Objective:
Copy the listing below in full and skip every picture.

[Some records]
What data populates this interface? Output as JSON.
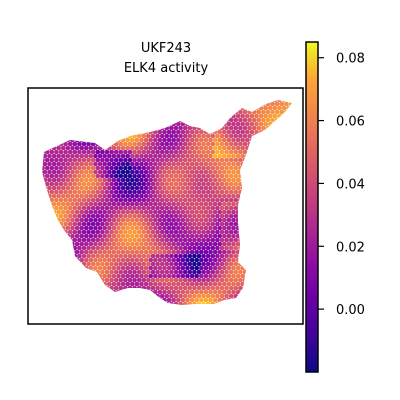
{
  "chart_data": {
    "type": "heatmap",
    "title": "UKF243",
    "subtitle": "ELK4 activity",
    "colormap": "plasma",
    "colorbar": {
      "min": -0.02,
      "max": 0.085,
      "ticks": [
        0.0,
        0.02,
        0.04,
        0.06,
        0.08
      ],
      "tick_labels": [
        "0.00",
        "0.02",
        "0.04",
        "0.06",
        "0.08"
      ]
    },
    "xlabel": "",
    "ylabel": "",
    "grid": false,
    "legend": "colorbar-right",
    "colors": {
      "low": "#0d0887",
      "mid": "#cc4778",
      "high": "#f0f921",
      "frame": "#000000"
    }
  }
}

Exercise answer:
What data populates this interface? Output as JSON.
{
  "chart_data": {
    "type": "heatmap",
    "title": "UKF243",
    "subtitle": "ELK4 activity",
    "colormap": "plasma",
    "colorbar": {
      "min": -0.02,
      "max": 0.085,
      "ticks": [
        0.0,
        0.02,
        0.04,
        0.06,
        0.08
      ],
      "tick_labels": [
        "0.00",
        "0.02",
        "0.04",
        "0.06",
        "0.08"
      ]
    },
    "xlabel": "",
    "ylabel": "",
    "grid": false,
    "legend": "colorbar-right",
    "colors": {
      "low": "#0d0887",
      "mid": "#cc4778",
      "high": "#f0f921",
      "frame": "#000000"
    }
  }
}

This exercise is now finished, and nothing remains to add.